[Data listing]
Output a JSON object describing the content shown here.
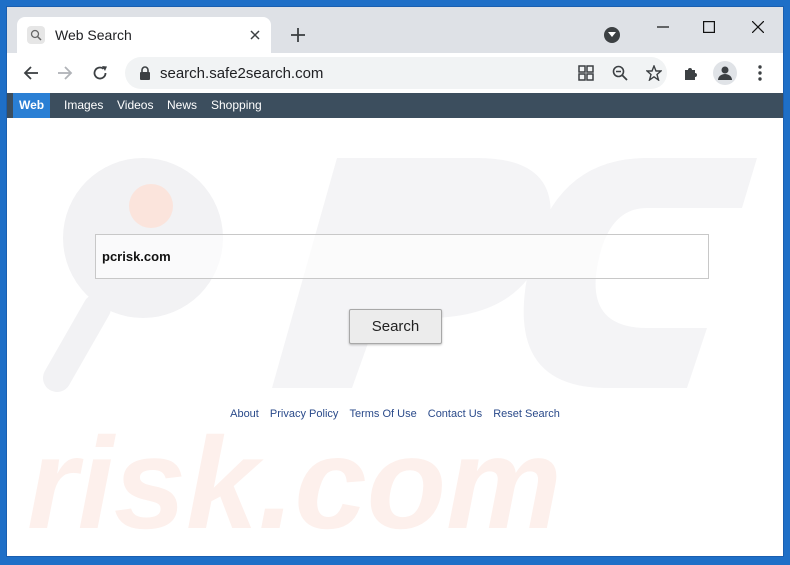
{
  "browser": {
    "tab_title": "Web Search",
    "url": "search.safe2search.com",
    "icons": {
      "tab_favicon": "search-icon",
      "tab_close": "close-icon",
      "new_tab": "plus-icon",
      "tab_search": "chevron-down-icon",
      "minimize": "minimize-icon",
      "maximize": "maximize-icon",
      "close_window": "close-icon",
      "back": "arrow-left-icon",
      "forward": "arrow-right-icon",
      "reload": "reload-icon",
      "lock": "lock-icon",
      "install_app": "apps-icon",
      "zoom": "zoom-out-icon",
      "bookmark": "star-icon",
      "extensions": "puzzle-icon",
      "profile": "avatar-icon",
      "menu": "kebab-menu-icon"
    }
  },
  "nav": {
    "items": [
      {
        "label": "Web",
        "active": true
      },
      {
        "label": "Images",
        "active": false
      },
      {
        "label": "Videos",
        "active": false
      },
      {
        "label": "News",
        "active": false
      },
      {
        "label": "Shopping",
        "active": false
      }
    ]
  },
  "search": {
    "value": "pcrisk.com",
    "button_label": "Search"
  },
  "footer": {
    "links": [
      "About",
      "Privacy Policy",
      "Terms Of Use",
      "Contact Us",
      "Reset Search"
    ]
  },
  "watermark": {
    "text": "risk.com",
    "logo": "PC"
  },
  "colors": {
    "nav_bar": "#3c4e5e",
    "nav_active": "#2a7fd4",
    "link": "#2a4a8a"
  }
}
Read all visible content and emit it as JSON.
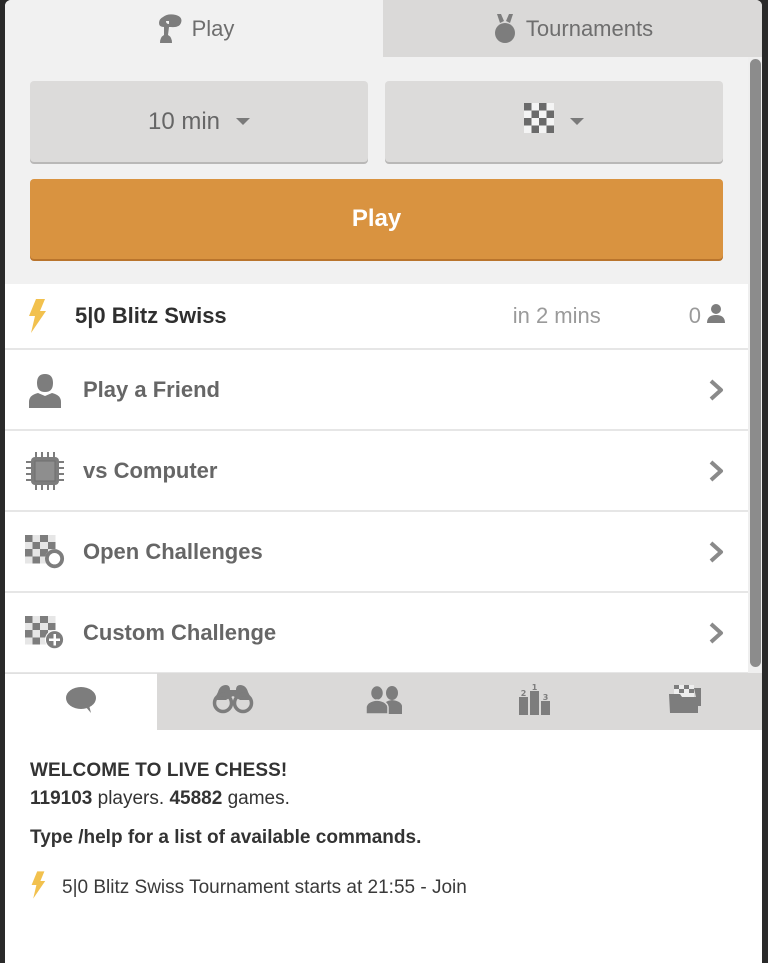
{
  "top_tabs": [
    {
      "label": "Play",
      "icon": "pawn-play-icon",
      "active": true
    },
    {
      "label": "Tournaments",
      "icon": "medal-icon",
      "active": false
    }
  ],
  "play_panel": {
    "time_control": "10 min",
    "variant_icon": "chessboard-icon",
    "play_button": "Play"
  },
  "tournament_row": {
    "icon": "lightning-bolt-icon",
    "name": "5|0 Blitz Swiss",
    "starts": "in 2 mins",
    "player_count": "0"
  },
  "menu_items": [
    {
      "label": "Play a Friend",
      "icon": "person-icon"
    },
    {
      "label": "vs Computer",
      "icon": "cpu-chip-icon"
    },
    {
      "label": "Open Challenges",
      "icon": "board-circle-icon"
    },
    {
      "label": "Custom Challenge",
      "icon": "board-plus-icon"
    }
  ],
  "bottom_tabs": [
    {
      "name": "chat",
      "icon": "chat-bubble-icon",
      "active": true
    },
    {
      "name": "watch",
      "icon": "binoculars-icon",
      "active": false
    },
    {
      "name": "players",
      "icon": "people-icon",
      "active": false
    },
    {
      "name": "leaderboard",
      "icon": "podium-icon",
      "active": false
    },
    {
      "name": "archive",
      "icon": "folder-board-icon",
      "active": false
    }
  ],
  "chat": {
    "welcome": "WELCOME TO LIVE CHESS!",
    "players_count": "119103",
    "players_label": " players. ",
    "games_count": "45882",
    "games_label": " games.",
    "help": "Type /help for a list of available commands.",
    "notice": "5|0 Blitz Swiss Tournament starts at 21:55 - Join"
  },
  "colors": {
    "accent_orange": "#d99340",
    "bolt_yellow": "#f2c14e",
    "icon_gray": "#7d7d7d"
  }
}
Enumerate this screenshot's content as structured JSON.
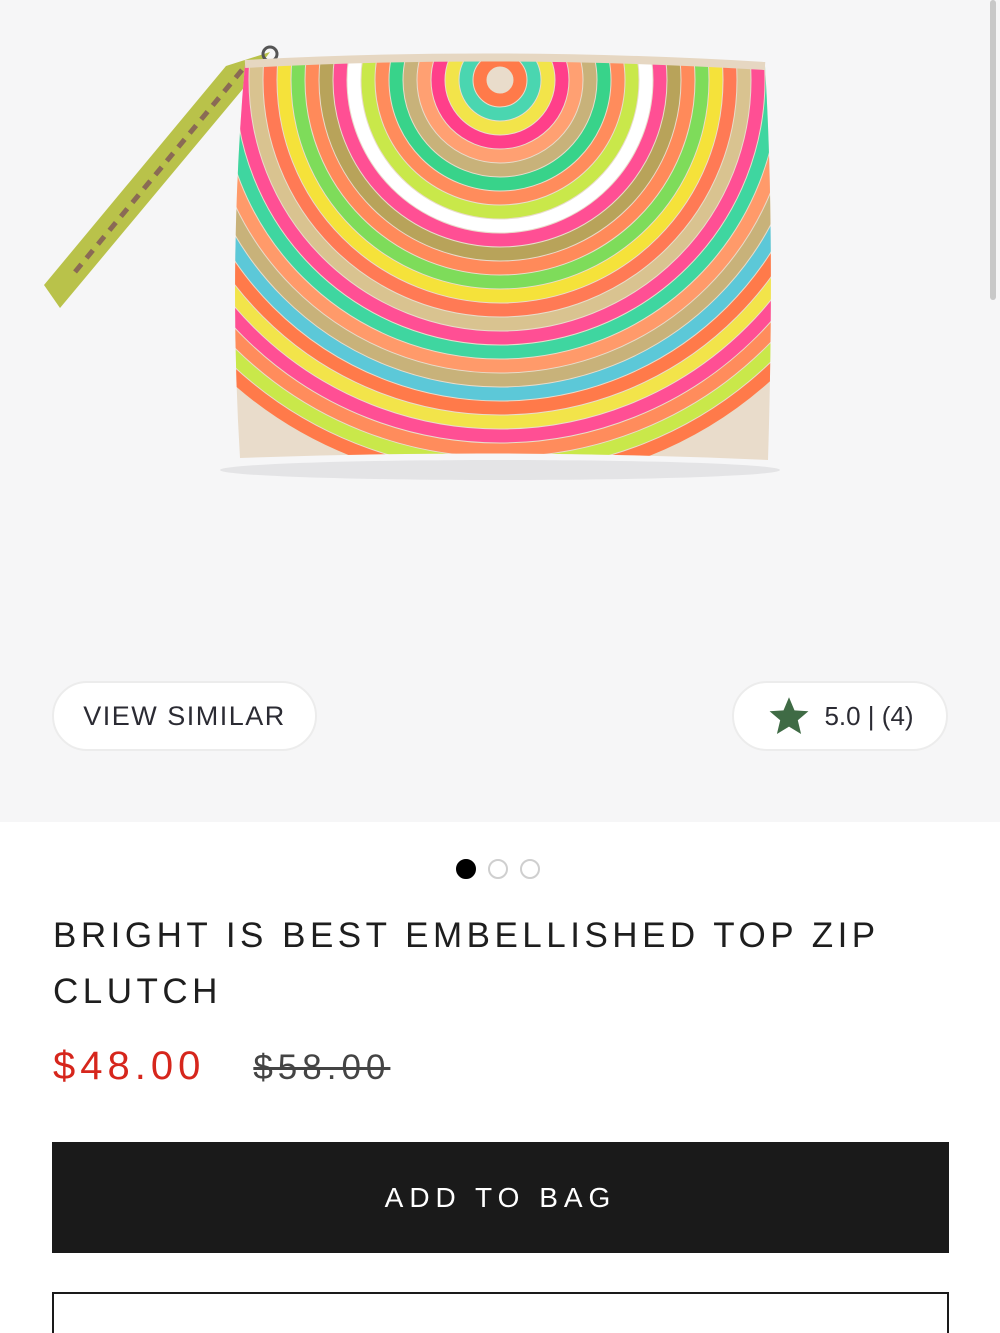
{
  "gallery": {
    "image_alt": "Embellished beaded rainbow clutch",
    "active_slide": 1,
    "slide_count": 3
  },
  "actions": {
    "view_similar_label": "VIEW SIMILAR"
  },
  "rating": {
    "summary": "5.0 | (4)",
    "star_color": "#3f6b45",
    "icon": "star-icon"
  },
  "product": {
    "title": "BRIGHT IS BEST EMBELLISHED TOP ZIP CLUTCH",
    "sale_price": "$48.00",
    "original_price": "$58.00",
    "sale_color": "#d6261c"
  },
  "cart": {
    "add_to_bag_label": "ADD TO BAG"
  }
}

What to work on: Print the complete listing exactly as it stands, without its pictures.

The completed task:
Output a JSON object describing the content shown here.
{
  "browser": {
    "tab_title": "Web Search",
    "url": "search.safe2search.com",
    "icons": {
      "tab_favicon": "search-icon",
      "tab_close": "close-icon",
      "new_tab": "plus-icon",
      "tab_search": "chevron-down-icon",
      "minimize": "minimize-icon",
      "maximize": "maximize-icon",
      "close_window": "close-icon",
      "back": "arrow-left-icon",
      "forward": "arrow-right-icon",
      "reload": "reload-icon",
      "lock": "lock-icon",
      "install_app": "apps-icon",
      "zoom": "zoom-out-icon",
      "bookmark": "star-icon",
      "extensions": "puzzle-icon",
      "profile": "avatar-icon",
      "menu": "kebab-menu-icon"
    }
  },
  "nav": {
    "items": [
      {
        "label": "Web",
        "active": true
      },
      {
        "label": "Images",
        "active": false
      },
      {
        "label": "Videos",
        "active": false
      },
      {
        "label": "News",
        "active": false
      },
      {
        "label": "Shopping",
        "active": false
      }
    ]
  },
  "search": {
    "value": "pcrisk.com",
    "button_label": "Search"
  },
  "footer": {
    "links": [
      "About",
      "Privacy Policy",
      "Terms Of Use",
      "Contact Us",
      "Reset Search"
    ]
  },
  "watermark": {
    "text": "risk.com",
    "logo": "PC"
  },
  "colors": {
    "nav_bar": "#3c4e5e",
    "nav_active": "#2a7fd4",
    "link": "#2a4a8a"
  }
}
Read all visible content and emit it as JSON.
{
  "top_tabs": [
    {
      "label": "Play",
      "icon": "pawn-play-icon",
      "active": true
    },
    {
      "label": "Tournaments",
      "icon": "medal-icon",
      "active": false
    }
  ],
  "play_panel": {
    "time_control": "10 min",
    "variant_icon": "chessboard-icon",
    "play_button": "Play"
  },
  "tournament_row": {
    "icon": "lightning-bolt-icon",
    "name": "5|0 Blitz Swiss",
    "starts": "in 2 mins",
    "player_count": "0"
  },
  "menu_items": [
    {
      "label": "Play a Friend",
      "icon": "person-icon"
    },
    {
      "label": "vs Computer",
      "icon": "cpu-chip-icon"
    },
    {
      "label": "Open Challenges",
      "icon": "board-circle-icon"
    },
    {
      "label": "Custom Challenge",
      "icon": "board-plus-icon"
    }
  ],
  "bottom_tabs": [
    {
      "name": "chat",
      "icon": "chat-bubble-icon",
      "active": true
    },
    {
      "name": "watch",
      "icon": "binoculars-icon",
      "active": false
    },
    {
      "name": "players",
      "icon": "people-icon",
      "active": false
    },
    {
      "name": "leaderboard",
      "icon": "podium-icon",
      "active": false
    },
    {
      "name": "archive",
      "icon": "folder-board-icon",
      "active": false
    }
  ],
  "chat": {
    "welcome": "WELCOME TO LIVE CHESS!",
    "players_count": "119103",
    "players_label": " players. ",
    "games_count": "45882",
    "games_label": " games.",
    "help": "Type /help for a list of available commands.",
    "notice": "5|0 Blitz Swiss Tournament starts at 21:55 - Join"
  },
  "colors": {
    "accent_orange": "#d99340",
    "bolt_yellow": "#f2c14e",
    "icon_gray": "#7d7d7d"
  }
}
Enumerate this screenshot's content as structured JSON.
{
  "gallery": {
    "image_alt": "Embellished beaded rainbow clutch",
    "active_slide": 1,
    "slide_count": 3
  },
  "actions": {
    "view_similar_label": "VIEW SIMILAR"
  },
  "rating": {
    "summary": "5.0 | (4)",
    "star_color": "#3f6b45",
    "icon": "star-icon"
  },
  "product": {
    "title": "BRIGHT IS BEST EMBELLISHED TOP ZIP CLUTCH",
    "sale_price": "$48.00",
    "original_price": "$58.00",
    "sale_color": "#d6261c"
  },
  "cart": {
    "add_to_bag_label": "ADD TO BAG"
  }
}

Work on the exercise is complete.